## start Dataset content

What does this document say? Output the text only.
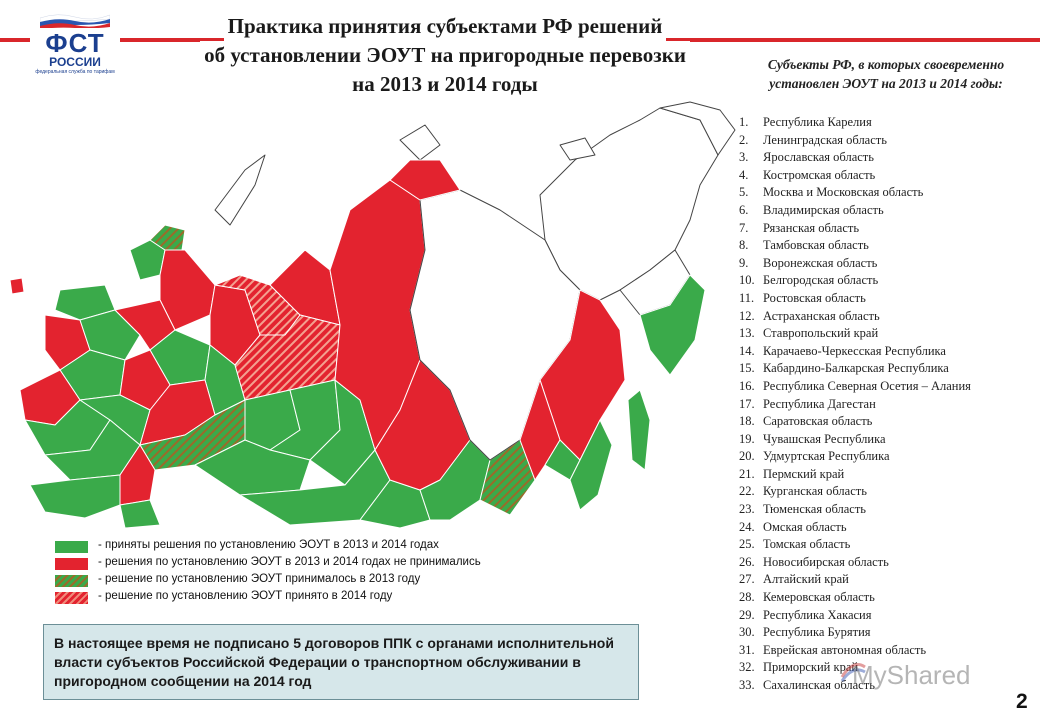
ФСТ
РОССИИ
федеральная служба по тарифам
Практика принятия субъектами РФ решений
об установлении ЭОУТ на пригородные перевозки
на 2013 и 2014 годы
Субъекты РФ, в которых своевременно установлен ЭОУТ на 2013 и 2014 годы:
1. Республика Карелия
2. Ленинградская область
3. Ярославская область
4. Костромская область
5. Москва и Московская область
6. Владимирская область
7. Рязанская область
8. Тамбовская область
9. Воронежская область
10. Белгородская область
11. Ростовская область
12. Астраханская область
13. Ставропольский край
14. Карачаево-Черкесская Республика
15. Кабардино-Балкарская Республика
16. Республика Северная Осетия – Алания
17. Республика Дагестан
18. Саратовская область
19. Чувашская Республика
20. Удмуртская Республика
21. Пермский край
22. Курганская область
23. Тюменская область
24. Омская область
25. Томская область
26. Новосибирская область
27. Алтайский край
28. Кемеровская область
29. Республика Хакасия
30. Республика Бурятия
31. Еврейская автономная область
32. Приморский край
33. Сахалинская область
- приняты решения по установлению ЭОУТ в 2013 и 2014 годах
- решения по установлению ЭОУТ в 2013 и 2014 годах не принимались
- решение по установлению ЭОУТ принималось в 2013 году
- решение по установлению ЭОУТ принято в 2014 году
В настоящее время не подписано 5 договоров ППК с органами исполнительной власти субъектов Российской Федерации о транспортном обслуживании в пригородном сообщении на 2014 год	MyShared
2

## end Dataset content

▶ [What is expected]:
Repeat all of the data above word for word, minus the pictures.

▶ [Result for this exercise]:
What does this document say? Output the text only.
ФСТ
РОССИИ
федеральная служба по тарифам
Практика принятия субъектами РФ решений
об установлении ЭОУТ на пригородные перевозки
на 2013 и 2014 годы
Субъекты РФ, в которых своевременно установлен ЭОУТ на 2013 и 2014 годы:
1. Республика Карелия
2. Ленинградская область
3. Ярославская область
4. Костромская область
5. Москва и Московская область
6. Владимирская область
7. Рязанская область
8. Тамбовская область
9. Воронежская область
10. Белгородская область
11. Ростовская область
12. Астраханская область
13. Ставропольский край
14. Карачаево-Черкесская Республика
15. Кабардино-Балкарская Республика
16. Республика Северная Осетия – Алания
17. Республика Дагестан
18. Саратовская область
19. Чувашская Республика
20. Удмуртская Республика
21. Пермский край
22. Курганская область
23. Тюменская область
24. Омская область
25. Томская область
26. Новосибирская область
27. Алтайский край
28. Кемеровская область
29. Республика Хакасия
30. Республика Бурятия
31. Еврейская автономная область
32. Приморский край
33. Сахалинская область
- приняты решения по установлению ЭОУТ в 2013 и 2014 годах
- решения по установлению ЭОУТ в 2013 и 2014 годах не принимались
- решение по установлению ЭОУТ принималось в 2013 году
- решение по установлению ЭОУТ принято в 2014 году
В настоящее время не подписано 5 договоров ППК с органами исполнительной власти субъектов Российской Федерации о транспортном обслуживании в пригородном сообщении на 2014 год	MyShared
2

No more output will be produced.